# Start of Input for this task
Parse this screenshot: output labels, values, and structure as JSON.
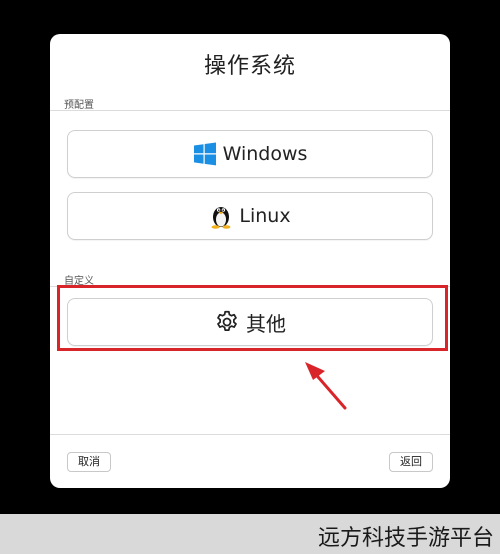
{
  "dialog": {
    "title": "操作系统",
    "preset_label": "预配置",
    "custom_label": "自定义",
    "options": [
      {
        "label": "Windows",
        "icon": "windows-logo-icon"
      },
      {
        "label": "Linux",
        "icon": "linux-tux-icon"
      },
      {
        "label": "其他",
        "icon": "gear-icon"
      }
    ],
    "cancel_label": "取消",
    "back_label": "返回"
  },
  "annotation": {
    "highlight_color": "#d9252a"
  },
  "watermark": {
    "text": "远方科技手游平台"
  },
  "colors": {
    "windows_blue": "#1a8fe3",
    "accent_red": "#d9252a"
  }
}
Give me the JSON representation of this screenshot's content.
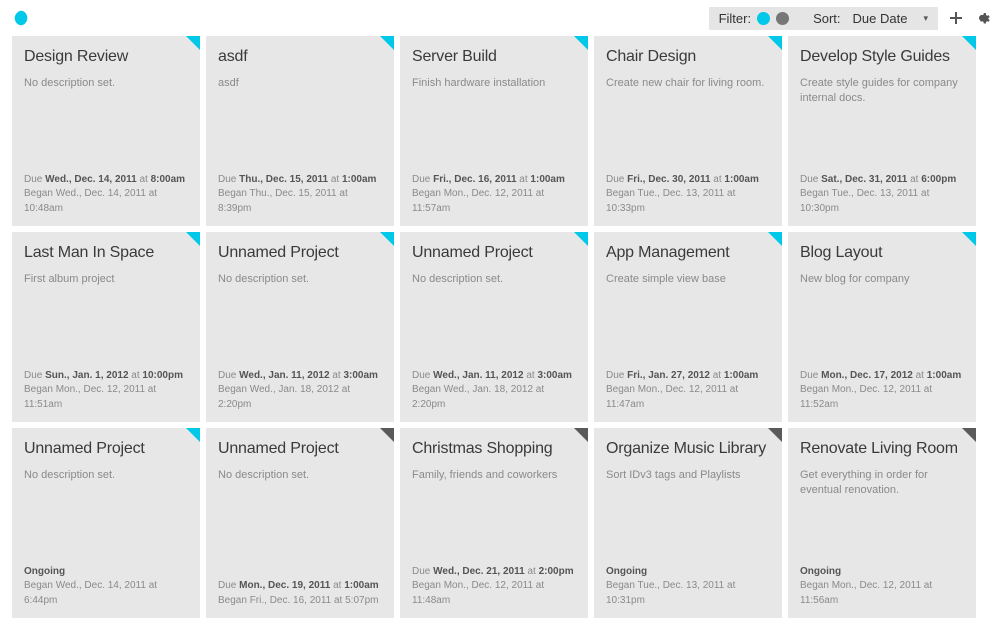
{
  "colors": {
    "accent": "#00c8e8",
    "muted": "#777"
  },
  "toolbar": {
    "filter_label": "Filter:",
    "sort_label": "Sort:",
    "sort_value": "Due Date"
  },
  "due_label": "Due",
  "began_label": "Began",
  "at_label": "at",
  "ongoing_label": "Ongoing",
  "cards": [
    {
      "title": "Design Review",
      "desc": "No description set.",
      "due_date": "Wed., Dec. 14, 2011",
      "due_time": "8:00am",
      "began": "Wed., Dec. 14, 2011 at 10:48am",
      "corner": "cyan"
    },
    {
      "title": "asdf",
      "desc": "asdf",
      "due_date": "Thu., Dec. 15, 2011",
      "due_time": "1:00am",
      "began": "Thu., Dec. 15, 2011 at 8:39pm",
      "corner": "cyan"
    },
    {
      "title": "Server Build",
      "desc": "Finish hardware installation",
      "due_date": "Fri., Dec. 16, 2011",
      "due_time": "1:00am",
      "began": "Mon., Dec. 12, 2011 at 11:57am",
      "corner": "cyan"
    },
    {
      "title": "Chair Design",
      "desc": "Create new chair for living room.",
      "due_date": "Fri., Dec. 30, 2011",
      "due_time": "1:00am",
      "began": "Tue., Dec. 13, 2011 at 10:33pm",
      "corner": "cyan"
    },
    {
      "title": "Develop Style Guides",
      "desc": "Create style guides for company internal docs.",
      "due_date": "Sat., Dec. 31, 2011",
      "due_time": "6:00pm",
      "began": "Tue., Dec. 13, 2011 at 10:30pm",
      "corner": "cyan"
    },
    {
      "title": "Last Man In Space",
      "desc": "First album project",
      "due_date": "Sun., Jan. 1, 2012",
      "due_time": "10:00pm",
      "began": "Mon., Dec. 12, 2011 at 11:51am",
      "corner": "cyan"
    },
    {
      "title": "Unnamed Project",
      "desc": "No description set.",
      "due_date": "Wed., Jan. 11, 2012",
      "due_time": "3:00am",
      "began": "Wed., Jan. 18, 2012 at 2:20pm",
      "corner": "cyan"
    },
    {
      "title": "Unnamed Project",
      "desc": "No description set.",
      "due_date": "Wed., Jan. 11, 2012",
      "due_time": "3:00am",
      "began": "Wed., Jan. 18, 2012 at 2:20pm",
      "corner": "cyan"
    },
    {
      "title": "App Management",
      "desc": "Create simple view base",
      "due_date": "Fri., Jan. 27, 2012",
      "due_time": "1:00am",
      "began": "Mon., Dec. 12, 2011 at 11:47am",
      "corner": "cyan"
    },
    {
      "title": "Blog Layout",
      "desc": "New blog for company",
      "due_date": "Mon., Dec. 17, 2012",
      "due_time": "1:00am",
      "began": "Mon., Dec. 12, 2011 at 11:52am",
      "corner": "cyan"
    },
    {
      "title": "Unnamed Project",
      "desc": "No description set.",
      "ongoing": true,
      "began": "Wed., Dec. 14, 2011 at 6:44pm",
      "corner": "cyan"
    },
    {
      "title": "Unnamed Project",
      "desc": "No description set.",
      "due_date": "Mon., Dec. 19, 2011",
      "due_time": "1:00am",
      "began": "Fri., Dec. 16, 2011 at 5:07pm",
      "corner": "grey"
    },
    {
      "title": "Christmas Shopping",
      "desc": "Family, friends and coworkers",
      "due_date": "Wed., Dec. 21, 2011",
      "due_time": "2:00pm",
      "began": "Mon., Dec. 12, 2011 at 11:48am",
      "corner": "grey"
    },
    {
      "title": "Organize Music Library",
      "desc": "Sort IDv3 tags and Playlists",
      "ongoing": true,
      "began": "Tue., Dec. 13, 2011 at 10:31pm",
      "corner": "grey"
    },
    {
      "title": "Renovate Living Room",
      "desc": "Get everything in order for eventual renovation.",
      "ongoing": true,
      "began": "Mon., Dec. 12, 2011 at 11:56am",
      "corner": "grey"
    }
  ]
}
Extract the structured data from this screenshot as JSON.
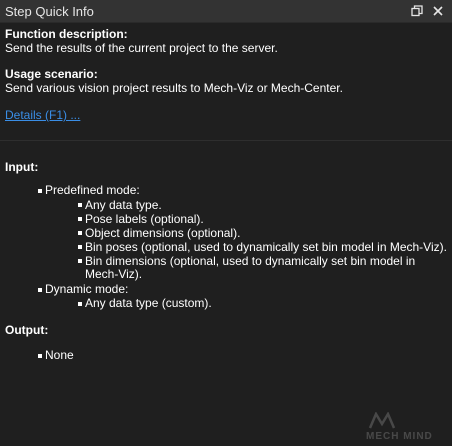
{
  "window": {
    "title": "Step Quick Info"
  },
  "controls": {
    "float_icon": "restore-window-icon",
    "close_icon": "close-icon"
  },
  "info": {
    "function_heading": "Function description:",
    "function_text": "Send the results of the current project to the server.",
    "usage_heading": "Usage scenario:",
    "usage_text": "Send various vision project results to Mech-Viz or Mech-Center.",
    "details_link": "Details (F1) ..."
  },
  "input": {
    "heading": "Input:",
    "predefined_label": "Predefined mode:",
    "predefined_items": [
      "Any data type.",
      "Pose labels (optional).",
      "Object dimensions (optional).",
      "Bin poses (optional, used to dynamically set bin model in Mech-Viz).",
      "Bin dimensions (optional, used to dynamically set bin model in",
      "Mech-Viz)."
    ],
    "dynamic_label": "Dynamic mode:",
    "dynamic_items": [
      "Any data type (custom)."
    ]
  },
  "output": {
    "heading": "Output:",
    "items": [
      "None"
    ]
  },
  "watermark": {
    "text": "MECH MIND"
  }
}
# End of Input for this task
* **Task details**
Where a line above contains the word "dynamically", copy that line.

* **Answer to the problem**
      "Bin poses (optional, used to dynamically set bin model in Mech-Viz).",
      "Bin dimensions (optional, used to dynamically set bin model in",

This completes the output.